=== Your instructions ===
Using the data below, determine the number of lines that include the string "qabul". Write only that number.

=== Stored rows ===
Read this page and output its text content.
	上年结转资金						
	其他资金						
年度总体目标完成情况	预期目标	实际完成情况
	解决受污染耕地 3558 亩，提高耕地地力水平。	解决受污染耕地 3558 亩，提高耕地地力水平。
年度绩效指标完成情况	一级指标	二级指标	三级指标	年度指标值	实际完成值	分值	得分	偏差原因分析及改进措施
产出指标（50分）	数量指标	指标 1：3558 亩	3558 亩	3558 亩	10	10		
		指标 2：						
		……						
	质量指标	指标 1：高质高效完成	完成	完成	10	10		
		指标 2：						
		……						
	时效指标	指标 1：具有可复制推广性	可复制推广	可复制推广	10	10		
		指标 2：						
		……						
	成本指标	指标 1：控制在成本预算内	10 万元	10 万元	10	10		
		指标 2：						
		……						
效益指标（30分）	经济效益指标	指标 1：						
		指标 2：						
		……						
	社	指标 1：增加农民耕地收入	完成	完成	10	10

==

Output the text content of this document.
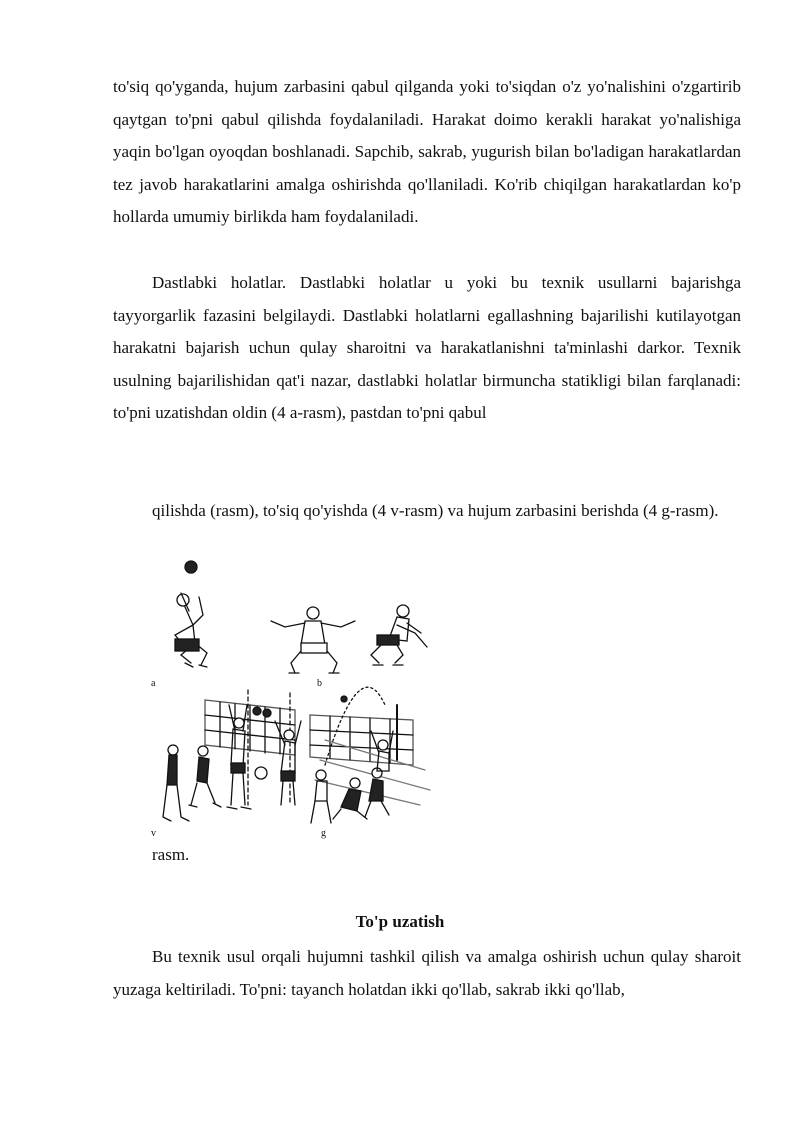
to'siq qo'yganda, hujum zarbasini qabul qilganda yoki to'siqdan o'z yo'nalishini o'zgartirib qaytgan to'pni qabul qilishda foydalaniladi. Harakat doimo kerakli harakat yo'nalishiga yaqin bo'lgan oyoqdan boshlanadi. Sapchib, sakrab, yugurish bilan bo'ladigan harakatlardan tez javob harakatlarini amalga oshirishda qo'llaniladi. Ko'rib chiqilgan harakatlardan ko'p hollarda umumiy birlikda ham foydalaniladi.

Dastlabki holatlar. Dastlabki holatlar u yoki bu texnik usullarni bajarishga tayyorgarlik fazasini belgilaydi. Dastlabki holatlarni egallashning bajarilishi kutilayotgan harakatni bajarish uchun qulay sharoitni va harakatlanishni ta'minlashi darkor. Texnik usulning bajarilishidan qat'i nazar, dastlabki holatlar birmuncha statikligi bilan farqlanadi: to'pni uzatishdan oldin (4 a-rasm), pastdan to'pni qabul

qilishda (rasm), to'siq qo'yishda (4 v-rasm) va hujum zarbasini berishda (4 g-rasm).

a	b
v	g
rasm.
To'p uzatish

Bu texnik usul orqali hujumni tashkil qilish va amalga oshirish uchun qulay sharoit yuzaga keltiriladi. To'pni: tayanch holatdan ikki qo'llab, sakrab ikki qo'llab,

* * *

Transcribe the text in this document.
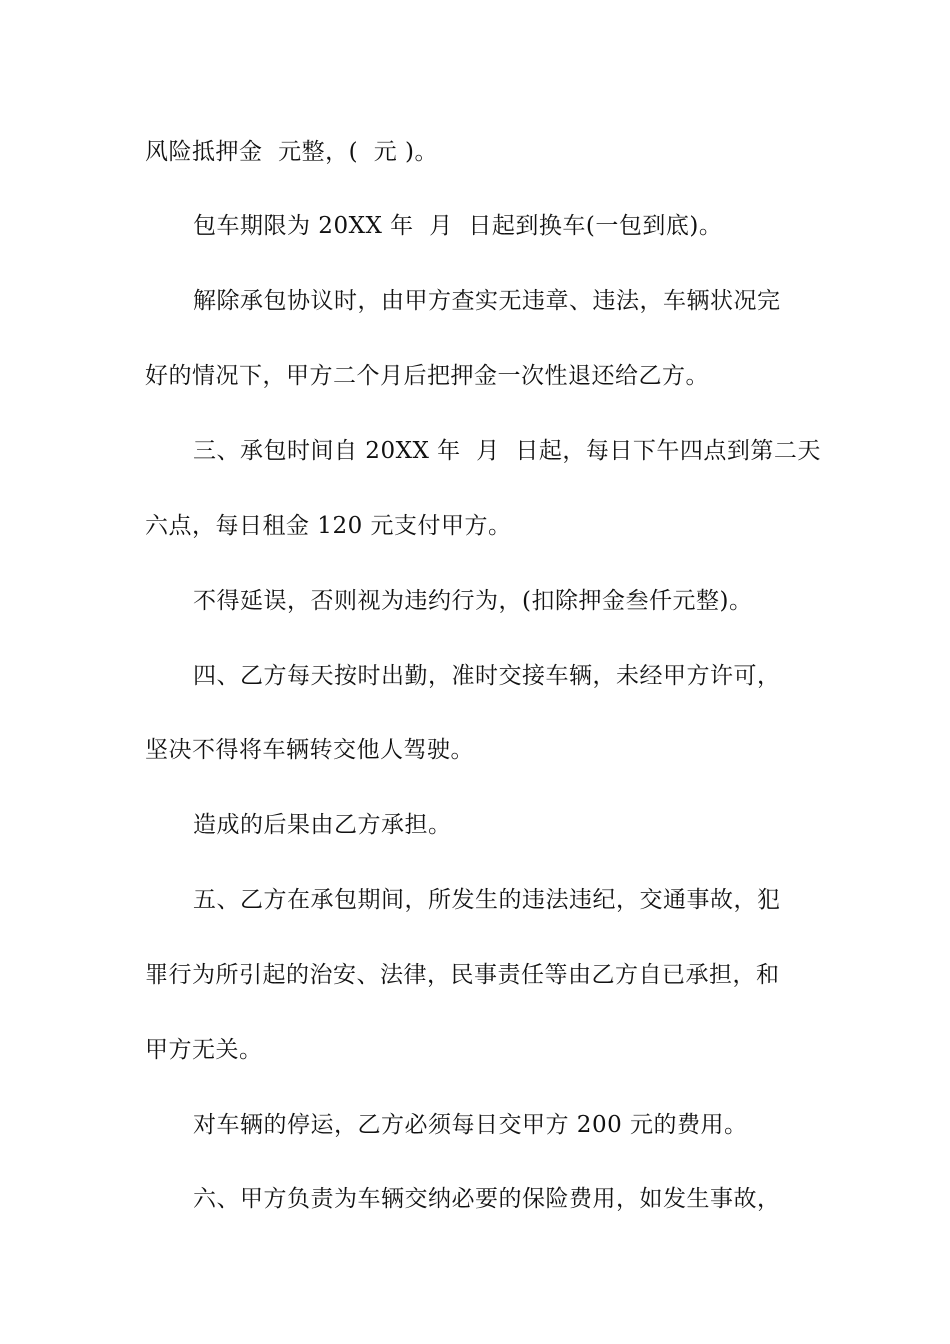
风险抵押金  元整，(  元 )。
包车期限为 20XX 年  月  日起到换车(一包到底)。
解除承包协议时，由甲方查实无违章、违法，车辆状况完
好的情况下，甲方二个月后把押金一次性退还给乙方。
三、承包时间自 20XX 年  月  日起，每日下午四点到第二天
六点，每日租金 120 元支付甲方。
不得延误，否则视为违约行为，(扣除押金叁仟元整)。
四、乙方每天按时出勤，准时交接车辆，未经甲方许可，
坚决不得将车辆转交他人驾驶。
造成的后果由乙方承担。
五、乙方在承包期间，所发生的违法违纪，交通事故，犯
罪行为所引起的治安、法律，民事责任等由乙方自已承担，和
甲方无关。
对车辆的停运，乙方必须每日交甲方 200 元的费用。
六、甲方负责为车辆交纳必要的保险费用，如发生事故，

=== Complete response ===
2